■ Exercise requirements
Give the listing again character for character, but drop the images.

■ Data listing
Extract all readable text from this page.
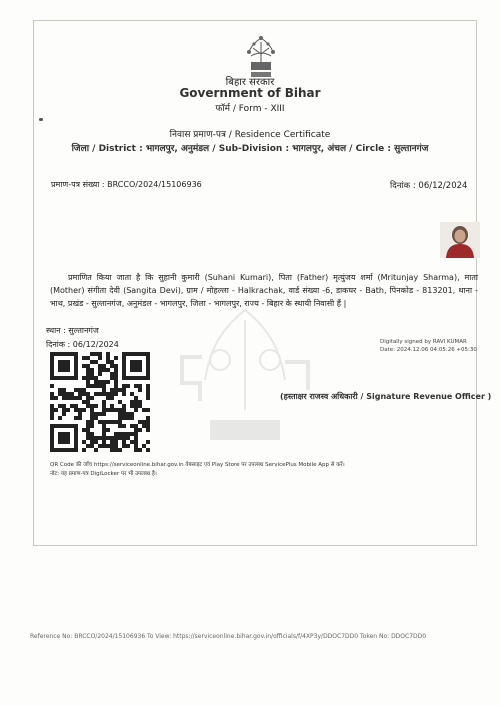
बिहार सरकार
Government of Bihar
फॉर्म / Form - XIII
निवास प्रमाण-पत्र / Residence Certificate
जिला / District : भागलपुर, अनुमंडल / Sub-Division : भागलपुर, अंचल / Circle : सुल्तानगंज
प्रमाण-पत्र संख्या : BRCCO/2024/15106936	दिनांक : 06/12/2024
प्रमाणित किया जाता है कि सुहानी कुमारी (Suhani Kumari), पिता (Father) मृत्युंजय शर्मा (Mritunjay Sharma), माता (Mother) संगीता देवी (Sangita Devi), ग्राम / मोहल्ला - Halkrachak, वार्ड संख्या -6, डाकघर - Bath, पिनकोड - 813201, थाना - भाथ, प्रखंड - सुल्तानगंज, अनुमंडल - भागलपुर, जिला - भागलपुर, राज्य - बिहार के स्थायी निवासी हैं |
स्थान : सुल्तानगंज
दिनांक : 06/12/2024	Digitally signed by RAVI KUMAR
Date: 2024.12.06 04:05:26 +05:30
(हस्ताक्षर राजस्व अधिकारी / Signature Revenue Officer )
QR Code की जाँच https://serviceonline.bihar.gov.in वेबसाइट एवं Play Store पर उपलब्ध ServicePlus Mobile App से करें।
नोट: यह प्रमाण-पत्र DigiLocker पर भी उपलब्ध है।
Reference No: BRCCO/2024/15106936 To View: https://serviceonline.bihar.gov.in/officials/f/4XP3y/DDOC7DD0 Token No: DDOC7DD0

■ Task result
Extract all readable text from this page.
बिहार सरकार
Government of Bihar
फॉर्म / Form - XIII
निवास प्रमाण-पत्र / Residence Certificate
जिला / District : भागलपुर, अनुमंडल / Sub-Division : भागलपुर, अंचल / Circle : सुल्तानगंज
प्रमाण-पत्र संख्या : BRCCO/2024/15106936	दिनांक : 06/12/2024
प्रमाणित किया जाता है कि सुहानी कुमारी (Suhani Kumari), पिता (Father) मृत्युंजय शर्मा (Mritunjay Sharma), माता (Mother) संगीता देवी (Sangita Devi), ग्राम / मोहल्ला - Halkrachak, वार्ड संख्या -6, डाकघर - Bath, पिनकोड - 813201, थाना - भाथ, प्रखंड - सुल्तानगंज, अनुमंडल - भागलपुर, जिला - भागलपुर, राज्य - बिहार के स्थायी निवासी हैं |
स्थान : सुल्तानगंज
दिनांक : 06/12/2024	Digitally signed by RAVI KUMAR
Date: 2024.12.06 04:05:26 +05:30
(हस्ताक्षर राजस्व अधिकारी / Signature Revenue Officer )
QR Code की जाँच https://serviceonline.bihar.gov.in वेबसाइट एवं Play Store पर उपलब्ध ServicePlus Mobile App से करें।
नोट: यह प्रमाण-पत्र DigiLocker पर भी उपलब्ध है।
Reference No: BRCCO/2024/15106936 To View: https://serviceonline.bihar.gov.in/officials/f/4XP3y/DDOC7DD0 Token No: DDOC7DD0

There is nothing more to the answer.